Quienes exigen que no suban las tarifas y precios, deberían asegurarse de no estar sosteniendo y clamando por otro lado por el monopolio estatal sobre todos los servicios importantes, incluidos los combustibles. Ese monopolio sin competencia termina incurriendo en gastos de salarios privilegiados, prebendas, inversiones ruinosas, decisiones secretas, mini y maxicorrupción que indefectiblemente terminan en aumento de precios en productos o servicios esenciales, o en su defecto, en pérdidas a cargo del estado, o sea, más déficit-inflación. Es peor cuando el monopolio es de bienes que se importan, que a su vez tienen variaciones de precio propias debido a razones valederas o a razones monopólicas, como en el caso de la OPEC, finalmente un monopolio de tiranos. 

 

Entonces quienes hacen movimientos y convocan a marchas de protestas por las subas, deberían, por coherencia, marchar primero para eliminar los monopolios estatales que excluyen toda competencia y también el número y remuneraciones desproporcionadas de sus empleados y de la administración pública en general, que a la larga se transforman en simples gastos que afectan directamente el costo de esos servicios y bienes, vía inflación o vía impuestos agregados al precio.

Datos de predicción de cuadros delimitadores
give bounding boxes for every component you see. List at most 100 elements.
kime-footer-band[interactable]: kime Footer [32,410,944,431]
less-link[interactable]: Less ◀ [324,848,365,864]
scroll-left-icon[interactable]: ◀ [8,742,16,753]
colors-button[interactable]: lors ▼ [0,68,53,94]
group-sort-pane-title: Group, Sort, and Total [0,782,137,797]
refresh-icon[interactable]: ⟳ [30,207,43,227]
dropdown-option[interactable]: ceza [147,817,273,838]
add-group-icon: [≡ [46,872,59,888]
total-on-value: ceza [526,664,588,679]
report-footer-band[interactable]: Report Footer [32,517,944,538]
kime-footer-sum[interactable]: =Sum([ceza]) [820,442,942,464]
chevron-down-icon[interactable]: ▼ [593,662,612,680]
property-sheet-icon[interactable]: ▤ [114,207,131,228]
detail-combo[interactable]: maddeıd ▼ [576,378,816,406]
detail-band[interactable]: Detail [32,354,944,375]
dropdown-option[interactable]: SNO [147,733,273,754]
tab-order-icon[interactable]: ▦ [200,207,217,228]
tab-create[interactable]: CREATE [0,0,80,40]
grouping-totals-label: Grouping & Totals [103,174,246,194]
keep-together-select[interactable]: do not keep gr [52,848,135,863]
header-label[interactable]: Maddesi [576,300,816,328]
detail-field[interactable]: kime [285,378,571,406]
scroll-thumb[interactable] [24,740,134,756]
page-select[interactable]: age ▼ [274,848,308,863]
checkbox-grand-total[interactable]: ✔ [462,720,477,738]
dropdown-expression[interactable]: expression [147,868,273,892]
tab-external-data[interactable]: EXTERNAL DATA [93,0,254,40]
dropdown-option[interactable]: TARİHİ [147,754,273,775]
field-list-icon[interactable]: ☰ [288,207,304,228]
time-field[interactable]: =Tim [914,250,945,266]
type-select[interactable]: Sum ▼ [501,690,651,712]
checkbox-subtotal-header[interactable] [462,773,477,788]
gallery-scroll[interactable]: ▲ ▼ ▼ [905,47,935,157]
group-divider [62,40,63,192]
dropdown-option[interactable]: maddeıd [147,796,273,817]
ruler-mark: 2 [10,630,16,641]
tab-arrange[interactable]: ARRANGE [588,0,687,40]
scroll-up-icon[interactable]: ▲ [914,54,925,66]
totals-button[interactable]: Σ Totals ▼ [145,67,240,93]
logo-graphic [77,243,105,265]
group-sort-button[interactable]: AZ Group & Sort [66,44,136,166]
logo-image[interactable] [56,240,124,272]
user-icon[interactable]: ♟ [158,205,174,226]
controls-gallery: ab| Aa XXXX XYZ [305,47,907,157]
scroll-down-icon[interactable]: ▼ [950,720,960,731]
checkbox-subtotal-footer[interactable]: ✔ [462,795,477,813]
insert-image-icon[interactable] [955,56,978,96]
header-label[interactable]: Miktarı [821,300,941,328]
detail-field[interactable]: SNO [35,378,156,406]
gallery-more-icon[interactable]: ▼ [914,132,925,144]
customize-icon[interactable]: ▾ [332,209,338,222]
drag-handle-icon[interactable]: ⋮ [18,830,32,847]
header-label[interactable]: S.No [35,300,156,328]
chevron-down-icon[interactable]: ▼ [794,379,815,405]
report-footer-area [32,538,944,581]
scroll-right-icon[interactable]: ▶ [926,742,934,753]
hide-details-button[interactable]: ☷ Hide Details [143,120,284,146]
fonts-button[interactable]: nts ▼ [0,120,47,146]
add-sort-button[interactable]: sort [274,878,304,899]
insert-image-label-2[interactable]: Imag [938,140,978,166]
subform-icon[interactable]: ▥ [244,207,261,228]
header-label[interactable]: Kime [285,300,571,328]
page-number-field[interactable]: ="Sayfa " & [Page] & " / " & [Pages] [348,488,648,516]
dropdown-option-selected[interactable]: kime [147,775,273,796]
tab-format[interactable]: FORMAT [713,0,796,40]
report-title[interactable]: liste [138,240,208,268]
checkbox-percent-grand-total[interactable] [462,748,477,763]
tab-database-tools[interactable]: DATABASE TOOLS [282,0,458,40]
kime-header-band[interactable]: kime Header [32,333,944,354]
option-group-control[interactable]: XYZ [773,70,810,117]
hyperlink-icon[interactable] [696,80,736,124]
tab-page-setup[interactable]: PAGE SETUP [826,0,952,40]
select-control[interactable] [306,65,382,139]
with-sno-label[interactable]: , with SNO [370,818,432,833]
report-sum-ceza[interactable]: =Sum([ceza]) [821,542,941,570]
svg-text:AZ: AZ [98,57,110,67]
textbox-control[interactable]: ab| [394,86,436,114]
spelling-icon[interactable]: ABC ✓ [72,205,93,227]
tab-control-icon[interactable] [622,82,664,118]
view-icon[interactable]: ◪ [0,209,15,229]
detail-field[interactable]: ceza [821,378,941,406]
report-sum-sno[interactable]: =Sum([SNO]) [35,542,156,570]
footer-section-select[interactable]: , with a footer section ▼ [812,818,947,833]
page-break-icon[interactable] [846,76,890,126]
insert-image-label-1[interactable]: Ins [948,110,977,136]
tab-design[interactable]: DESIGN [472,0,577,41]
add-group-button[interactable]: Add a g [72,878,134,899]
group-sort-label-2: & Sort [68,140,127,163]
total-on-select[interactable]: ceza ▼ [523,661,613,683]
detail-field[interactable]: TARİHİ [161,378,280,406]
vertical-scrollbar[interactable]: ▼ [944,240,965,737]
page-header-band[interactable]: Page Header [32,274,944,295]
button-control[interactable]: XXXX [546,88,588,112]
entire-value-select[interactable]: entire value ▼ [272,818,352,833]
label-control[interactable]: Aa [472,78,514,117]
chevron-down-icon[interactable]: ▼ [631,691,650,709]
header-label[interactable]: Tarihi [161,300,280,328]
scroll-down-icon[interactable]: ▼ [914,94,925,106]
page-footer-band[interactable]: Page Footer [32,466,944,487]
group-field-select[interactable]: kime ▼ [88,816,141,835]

### OBJETIVO DE LA TAREA:
Sustituye "empleados" por "funcionarios" en el fragmento sobre los monopolios estatales, desde "Entonces quienes hacen" hasta "agregados al precio.", y escribe de nuevo esa parte.

### RESPUESTA:
Entonces quienes hacen movimientos y convocan a marchas de protestas por las subas, deberían, por coherencia, marchar primero para eliminar los monopolios estatales que excluyen toda competencia y también el número y remuneraciones desproporcionadas de sus funcionarios y de la administración pública en general, que a la larga se transforman en simples gastos que afectan directamente el costo de esos servicios y bienes, vía inflación o vía impuestos agregados al precio.